AS FAR-ASKO : éviter la navigation à vue et retrouver de la cohérence tactique…

Après l’entame ratée de sa nouvelle campagne de Ligue des Champions de la CAF, le club togolais Asko de Kara va déclencher une opération commando pour remonter un but au compteur, et clouer au pilori l’AS FAR dans son fief. Les Kondona ayant posé plus tôt leurs baluchons en terre marocaine vont jouer leur survie dans cette compétition demain samedi 26 août dès 19h à Marrakech.

A la manche aller à Lomé, les Jaune et Noir ont affiché une fébrilité collective. Méconnaissables en première partie, ils changent de visage au retour des vestaires mais vont animer un festival de buts ratés, dans un système de jeu bizarrement recomposé.

En première partie, le technicien Amani Yao propose un 4-3-3, mais dans le déroulé pratique, on lisait autre disposition, plutôt un 4-5-1. Une défense classique, avec Magnime Agbotcho, Kangnivi Ama Tchoutchoui (dans l’axe), Roland Amouzou et Abdoul-Sabourh Bode dans les couloirs. Le milieu bien étoffé est animé par cinq joueurs dont Wome Dove placé juste derrière l’attaquant de pointe, Harissou Ouro-Bodi et Issa Keita en ailiers gauche et droit, la récupération assurée par Enoch Quaicoe et Novon Efoe, Amara seul largué sur le front de l’attaque.

▸ **Série de consignes**
1/ Citez à l'identique les lignes présentées plus bas, de la première jusqu'à celle qui contient « calendar-icon[interactable] bbox=[835, 1394, 872, 1431] », ces deux bornes comprises.
2/ Poursuivez l'article sur le match AS FAR-ASKO à partir du point où il s'arrête.

▸ **Listes de régions annotées**
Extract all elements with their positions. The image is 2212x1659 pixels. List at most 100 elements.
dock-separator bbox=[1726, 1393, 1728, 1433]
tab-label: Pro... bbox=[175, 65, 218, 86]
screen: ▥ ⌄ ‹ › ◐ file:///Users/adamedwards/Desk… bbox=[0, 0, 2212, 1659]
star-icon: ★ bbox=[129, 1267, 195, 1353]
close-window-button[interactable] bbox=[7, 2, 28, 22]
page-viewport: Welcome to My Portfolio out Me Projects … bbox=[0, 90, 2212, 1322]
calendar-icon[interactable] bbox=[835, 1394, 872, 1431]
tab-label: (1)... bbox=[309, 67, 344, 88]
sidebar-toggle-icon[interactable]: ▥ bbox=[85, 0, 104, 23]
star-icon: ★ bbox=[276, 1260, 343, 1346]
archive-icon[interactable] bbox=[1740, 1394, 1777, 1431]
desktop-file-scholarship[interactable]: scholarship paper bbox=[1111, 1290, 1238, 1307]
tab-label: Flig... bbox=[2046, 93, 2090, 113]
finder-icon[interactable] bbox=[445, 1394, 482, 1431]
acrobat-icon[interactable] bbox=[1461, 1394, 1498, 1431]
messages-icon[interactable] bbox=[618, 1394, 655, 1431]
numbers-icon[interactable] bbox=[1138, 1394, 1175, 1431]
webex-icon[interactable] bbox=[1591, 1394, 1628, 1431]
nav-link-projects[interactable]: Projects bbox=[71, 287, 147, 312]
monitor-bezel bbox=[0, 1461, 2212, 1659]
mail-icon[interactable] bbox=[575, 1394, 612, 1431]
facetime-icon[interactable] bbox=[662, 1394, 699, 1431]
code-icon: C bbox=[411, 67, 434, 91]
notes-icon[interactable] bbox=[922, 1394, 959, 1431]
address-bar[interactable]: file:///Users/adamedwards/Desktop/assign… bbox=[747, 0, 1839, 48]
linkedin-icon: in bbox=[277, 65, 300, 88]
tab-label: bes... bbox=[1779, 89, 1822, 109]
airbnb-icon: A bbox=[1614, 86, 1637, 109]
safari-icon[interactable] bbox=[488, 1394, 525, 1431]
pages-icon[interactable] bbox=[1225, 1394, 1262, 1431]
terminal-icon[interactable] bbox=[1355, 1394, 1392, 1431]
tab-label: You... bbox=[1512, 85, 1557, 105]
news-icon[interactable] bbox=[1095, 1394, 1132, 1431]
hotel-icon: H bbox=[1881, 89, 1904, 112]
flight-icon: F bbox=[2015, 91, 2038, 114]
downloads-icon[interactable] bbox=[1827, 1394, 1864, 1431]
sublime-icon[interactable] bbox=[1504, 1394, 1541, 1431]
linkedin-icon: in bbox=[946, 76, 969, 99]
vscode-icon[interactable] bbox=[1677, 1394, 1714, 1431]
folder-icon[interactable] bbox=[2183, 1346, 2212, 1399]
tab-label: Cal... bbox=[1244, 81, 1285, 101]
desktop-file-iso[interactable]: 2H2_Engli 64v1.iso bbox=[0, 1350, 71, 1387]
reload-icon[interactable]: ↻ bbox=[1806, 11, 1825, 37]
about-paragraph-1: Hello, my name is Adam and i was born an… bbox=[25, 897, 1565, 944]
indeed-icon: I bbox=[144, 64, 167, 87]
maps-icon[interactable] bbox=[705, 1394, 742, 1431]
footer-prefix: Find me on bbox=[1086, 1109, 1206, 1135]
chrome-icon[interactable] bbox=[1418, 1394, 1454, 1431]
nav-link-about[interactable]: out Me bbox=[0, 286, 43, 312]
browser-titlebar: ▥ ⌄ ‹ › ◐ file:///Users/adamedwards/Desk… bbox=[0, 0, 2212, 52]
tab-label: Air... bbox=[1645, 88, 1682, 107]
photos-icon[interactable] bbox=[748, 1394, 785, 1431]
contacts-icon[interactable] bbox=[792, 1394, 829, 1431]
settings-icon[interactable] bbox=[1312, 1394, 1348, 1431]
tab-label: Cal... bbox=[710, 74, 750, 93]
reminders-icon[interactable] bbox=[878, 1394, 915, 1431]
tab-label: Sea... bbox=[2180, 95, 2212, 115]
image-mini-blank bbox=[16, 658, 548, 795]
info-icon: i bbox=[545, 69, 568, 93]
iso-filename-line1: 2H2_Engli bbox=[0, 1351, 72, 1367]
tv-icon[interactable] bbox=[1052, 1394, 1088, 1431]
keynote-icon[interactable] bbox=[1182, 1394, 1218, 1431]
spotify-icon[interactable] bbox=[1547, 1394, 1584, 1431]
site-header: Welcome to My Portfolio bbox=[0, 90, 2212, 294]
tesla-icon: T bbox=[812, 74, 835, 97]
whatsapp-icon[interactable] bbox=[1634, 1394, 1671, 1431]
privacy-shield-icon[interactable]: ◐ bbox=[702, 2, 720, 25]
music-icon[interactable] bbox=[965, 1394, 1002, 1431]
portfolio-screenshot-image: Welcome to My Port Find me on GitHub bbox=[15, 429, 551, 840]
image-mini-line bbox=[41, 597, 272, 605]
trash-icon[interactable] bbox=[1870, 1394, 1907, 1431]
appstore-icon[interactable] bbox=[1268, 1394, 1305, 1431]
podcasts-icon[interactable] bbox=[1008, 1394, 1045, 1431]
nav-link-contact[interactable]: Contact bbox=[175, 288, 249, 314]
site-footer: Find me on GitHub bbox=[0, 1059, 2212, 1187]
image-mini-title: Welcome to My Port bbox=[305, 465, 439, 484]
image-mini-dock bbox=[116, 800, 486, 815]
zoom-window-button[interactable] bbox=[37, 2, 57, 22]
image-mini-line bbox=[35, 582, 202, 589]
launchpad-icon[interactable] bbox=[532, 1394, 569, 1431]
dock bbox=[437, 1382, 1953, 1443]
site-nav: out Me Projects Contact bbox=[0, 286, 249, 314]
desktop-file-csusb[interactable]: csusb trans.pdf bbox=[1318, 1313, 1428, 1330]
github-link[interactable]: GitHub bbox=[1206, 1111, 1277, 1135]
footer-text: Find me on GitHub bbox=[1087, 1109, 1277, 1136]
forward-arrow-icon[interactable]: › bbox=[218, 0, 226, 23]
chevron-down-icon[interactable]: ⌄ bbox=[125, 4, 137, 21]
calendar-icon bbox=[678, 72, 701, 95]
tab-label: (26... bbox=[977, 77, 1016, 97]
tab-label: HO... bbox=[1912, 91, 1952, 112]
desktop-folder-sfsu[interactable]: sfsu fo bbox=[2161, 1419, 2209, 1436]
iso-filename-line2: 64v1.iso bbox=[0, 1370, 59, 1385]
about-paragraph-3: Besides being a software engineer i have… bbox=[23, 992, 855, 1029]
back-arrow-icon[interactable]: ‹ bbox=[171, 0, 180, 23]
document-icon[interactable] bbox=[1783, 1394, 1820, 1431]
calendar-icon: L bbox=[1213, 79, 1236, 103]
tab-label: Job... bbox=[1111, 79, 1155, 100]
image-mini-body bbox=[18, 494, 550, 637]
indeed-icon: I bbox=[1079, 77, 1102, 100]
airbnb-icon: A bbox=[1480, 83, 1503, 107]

▸ **Réponses aux consignes**
1/
Extract all elements with their positions. The image is 2212x1659 pixels. List at most 100 elements.
dock-separator bbox=[1726, 1393, 1728, 1433]
tab-label: Pro... bbox=[175, 65, 218, 86]
screen: ▥ ⌄ ‹ › ◐ file:///Users/adamedwards/Desk… bbox=[0, 0, 2212, 1659]
star-icon: ★ bbox=[129, 1267, 195, 1353]
close-window-button[interactable] bbox=[7, 2, 28, 22]
page-viewport: Welcome to My Portfolio out Me Projects … bbox=[0, 90, 2212, 1322]
calendar-icon[interactable] bbox=[835, 1394, 872, 1431]

2/
A priori, cette disposition est un monstre défensif qui vise à assurer la maîtrise du jeu au milieu, avec une bonne coordination des cinq joueurs du milieu chargés de harceler le porteur du ballon haut sur le terrain, avec la possibilité de miser le jeu offensif sur les flancs. A travers ce choix tactique, Amani Yao semble jouer la carte de la prudence, et affiche son projet de résultat, ne pas encaisser de but au pire des cas.


Animation approximative

L’animation du jeu va révéler quelques défaillances. D’abord sur les transitions offensives, la défense a assez de difficultés pour les sorties de balle, le milieu de terrain perd assez de temps pour déclencher les assauts offensifs en donnant trop de latéralité au jeu ou simplement en revenant en arrière, et Amara en pointe ne se distingue pas aussi par ses déplacements pour offrir des possibilités de jeu en profondeur.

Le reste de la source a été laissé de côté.